▸ Task description
Exclude images, then output the remaining data verbatim.

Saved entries
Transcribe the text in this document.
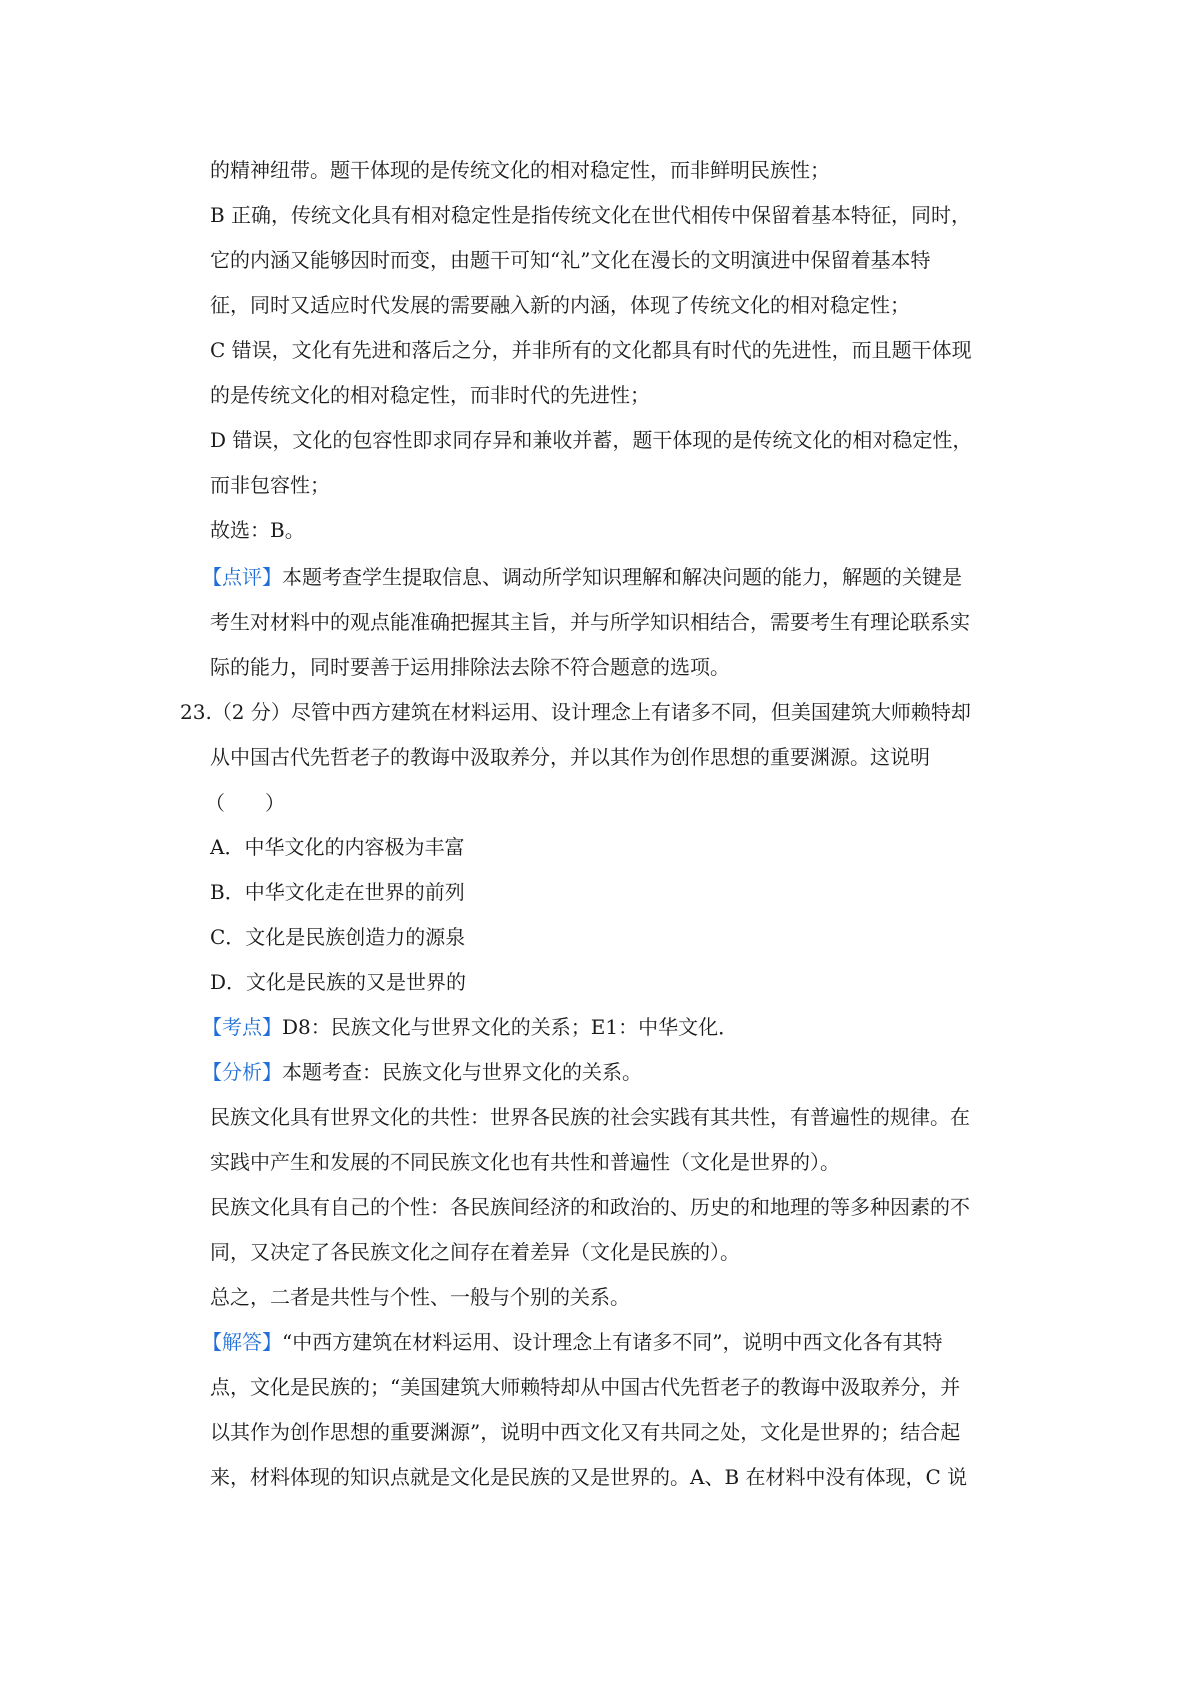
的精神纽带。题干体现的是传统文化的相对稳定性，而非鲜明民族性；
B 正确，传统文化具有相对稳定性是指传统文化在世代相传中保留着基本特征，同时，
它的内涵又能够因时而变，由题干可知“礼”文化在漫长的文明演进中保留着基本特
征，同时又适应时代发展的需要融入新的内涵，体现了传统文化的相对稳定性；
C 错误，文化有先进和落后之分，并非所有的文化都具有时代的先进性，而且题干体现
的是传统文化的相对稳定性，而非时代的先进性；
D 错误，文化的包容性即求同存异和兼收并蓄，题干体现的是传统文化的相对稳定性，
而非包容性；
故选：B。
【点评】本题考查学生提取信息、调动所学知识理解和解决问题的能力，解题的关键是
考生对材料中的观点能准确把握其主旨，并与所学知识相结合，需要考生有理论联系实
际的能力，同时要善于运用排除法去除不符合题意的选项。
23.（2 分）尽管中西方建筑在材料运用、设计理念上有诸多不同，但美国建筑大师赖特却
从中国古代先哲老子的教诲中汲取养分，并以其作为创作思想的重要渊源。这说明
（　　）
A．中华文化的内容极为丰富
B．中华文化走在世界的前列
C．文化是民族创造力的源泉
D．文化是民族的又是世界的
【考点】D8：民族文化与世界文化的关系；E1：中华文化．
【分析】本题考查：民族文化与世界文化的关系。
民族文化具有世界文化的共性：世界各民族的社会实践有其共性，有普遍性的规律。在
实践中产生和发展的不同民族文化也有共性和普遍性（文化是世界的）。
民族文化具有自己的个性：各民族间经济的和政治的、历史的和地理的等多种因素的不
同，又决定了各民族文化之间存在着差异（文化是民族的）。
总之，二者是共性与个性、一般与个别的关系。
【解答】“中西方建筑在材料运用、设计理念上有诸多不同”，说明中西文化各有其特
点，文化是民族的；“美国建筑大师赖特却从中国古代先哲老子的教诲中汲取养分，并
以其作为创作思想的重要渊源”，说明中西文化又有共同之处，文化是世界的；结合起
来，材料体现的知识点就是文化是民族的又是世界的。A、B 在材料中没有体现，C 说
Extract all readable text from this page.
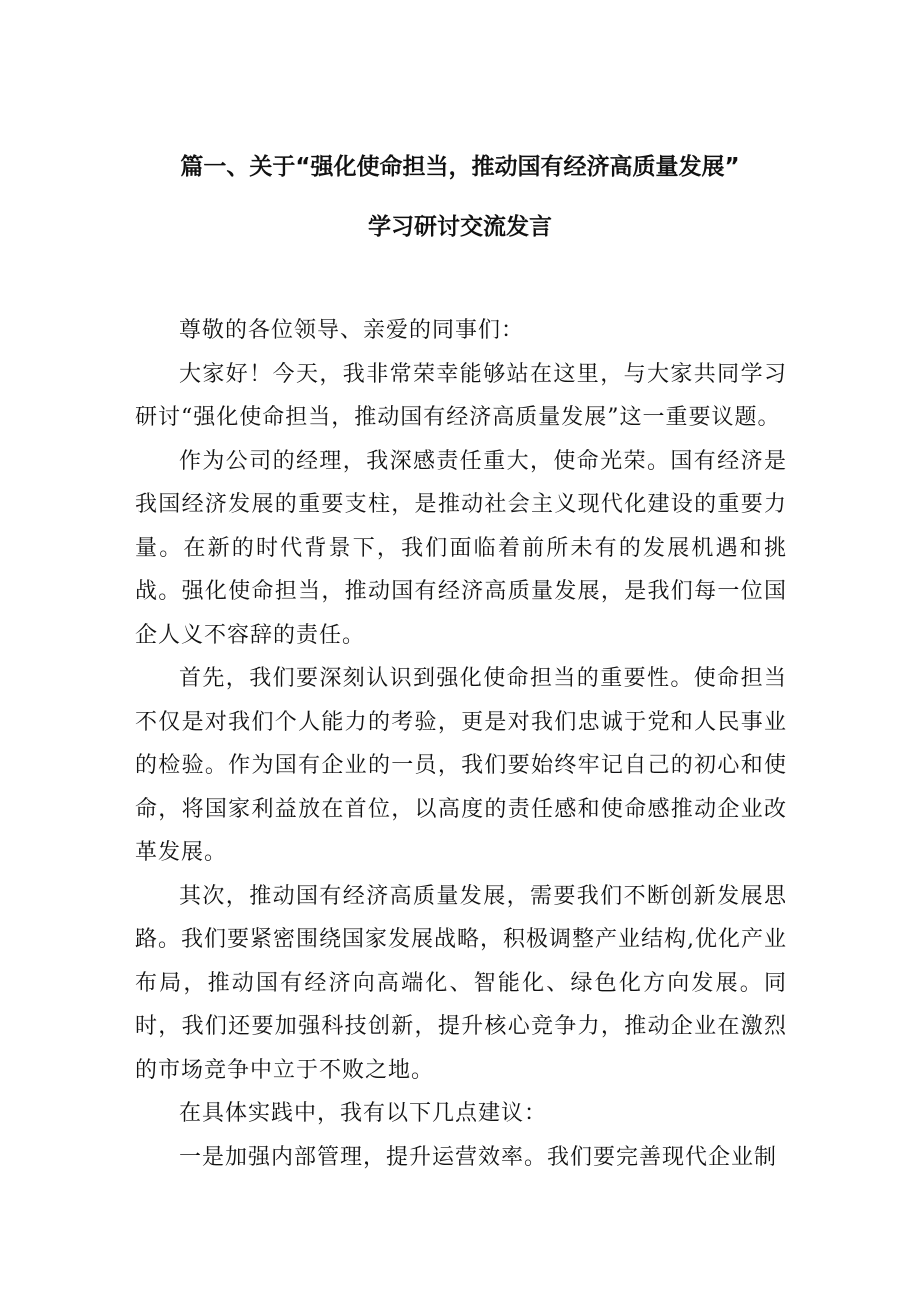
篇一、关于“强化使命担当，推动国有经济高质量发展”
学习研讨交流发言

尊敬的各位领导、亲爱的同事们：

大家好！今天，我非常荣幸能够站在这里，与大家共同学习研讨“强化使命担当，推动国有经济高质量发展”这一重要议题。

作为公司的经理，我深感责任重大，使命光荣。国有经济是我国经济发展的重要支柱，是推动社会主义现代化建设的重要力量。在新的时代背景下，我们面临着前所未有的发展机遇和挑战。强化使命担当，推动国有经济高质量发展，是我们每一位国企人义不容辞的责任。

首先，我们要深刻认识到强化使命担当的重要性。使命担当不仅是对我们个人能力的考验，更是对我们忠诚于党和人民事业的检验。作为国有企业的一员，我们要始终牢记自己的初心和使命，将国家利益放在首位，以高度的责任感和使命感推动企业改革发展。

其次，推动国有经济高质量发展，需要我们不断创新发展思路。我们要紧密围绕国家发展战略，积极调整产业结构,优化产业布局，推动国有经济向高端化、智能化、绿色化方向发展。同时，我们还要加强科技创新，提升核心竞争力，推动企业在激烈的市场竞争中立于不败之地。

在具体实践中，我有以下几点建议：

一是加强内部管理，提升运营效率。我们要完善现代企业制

▸ Exercise response
Transcribe the text in this document.
的精神纽带。题干体现的是传统文化的相对稳定性，而非鲜明民族性；
B 正确，传统文化具有相对稳定性是指传统文化在世代相传中保留着基本特征，同时，
它的内涵又能够因时而变，由题干可知“礼”文化在漫长的文明演进中保留着基本特
征，同时又适应时代发展的需要融入新的内涵，体现了传统文化的相对稳定性；
C 错误，文化有先进和落后之分，并非所有的文化都具有时代的先进性，而且题干体现
的是传统文化的相对稳定性，而非时代的先进性；
D 错误，文化的包容性即求同存异和兼收并蓄，题干体现的是传统文化的相对稳定性，
而非包容性；
故选：B。
【点评】本题考查学生提取信息、调动所学知识理解和解决问题的能力，解题的关键是
考生对材料中的观点能准确把握其主旨，并与所学知识相结合，需要考生有理论联系实
际的能力，同时要善于运用排除法去除不符合题意的选项。
23.（2 分）尽管中西方建筑在材料运用、设计理念上有诸多不同，但美国建筑大师赖特却
从中国古代先哲老子的教诲中汲取养分，并以其作为创作思想的重要渊源。这说明
（　　）
A．中华文化的内容极为丰富
B．中华文化走在世界的前列
C．文化是民族创造力的源泉
D．文化是民族的又是世界的
【考点】D8：民族文化与世界文化的关系；E1：中华文化．
【分析】本题考查：民族文化与世界文化的关系。
民族文化具有世界文化的共性：世界各民族的社会实践有其共性，有普遍性的规律。在
实践中产生和发展的不同民族文化也有共性和普遍性（文化是世界的）。
民族文化具有自己的个性：各民族间经济的和政治的、历史的和地理的等多种因素的不
同，又决定了各民族文化之间存在着差异（文化是民族的）。
总之，二者是共性与个性、一般与个别的关系。
【解答】“中西方建筑在材料运用、设计理念上有诸多不同”，说明中西文化各有其特
点，文化是民族的；“美国建筑大师赖特却从中国古代先哲老子的教诲中汲取养分，并
以其作为创作思想的重要渊源”，说明中西文化又有共同之处，文化是世界的；结合起
来，材料体现的知识点就是文化是民族的又是世界的。A、B 在材料中没有体现，C 说
Extract all readable text from this page.
篇一、关于“强化使命担当，推动国有经济高质量发展”
学习研讨交流发言

尊敬的各位领导、亲爱的同事们：

大家好！今天，我非常荣幸能够站在这里，与大家共同学习研讨“强化使命担当，推动国有经济高质量发展”这一重要议题。

作为公司的经理，我深感责任重大，使命光荣。国有经济是我国经济发展的重要支柱，是推动社会主义现代化建设的重要力量。在新的时代背景下，我们面临着前所未有的发展机遇和挑战。强化使命担当，推动国有经济高质量发展，是我们每一位国企人义不容辞的责任。

首先，我们要深刻认识到强化使命担当的重要性。使命担当不仅是对我们个人能力的考验，更是对我们忠诚于党和人民事业的检验。作为国有企业的一员，我们要始终牢记自己的初心和使命，将国家利益放在首位，以高度的责任感和使命感推动企业改革发展。

其次，推动国有经济高质量发展，需要我们不断创新发展思路。我们要紧密围绕国家发展战略，积极调整产业结构,优化产业布局，推动国有经济向高端化、智能化、绿色化方向发展。同时，我们还要加强科技创新，提升核心竞争力，推动企业在激烈的市场竞争中立于不败之地。

在具体实践中，我有以下几点建议：

一是加强内部管理，提升运营效率。我们要完善现代企业制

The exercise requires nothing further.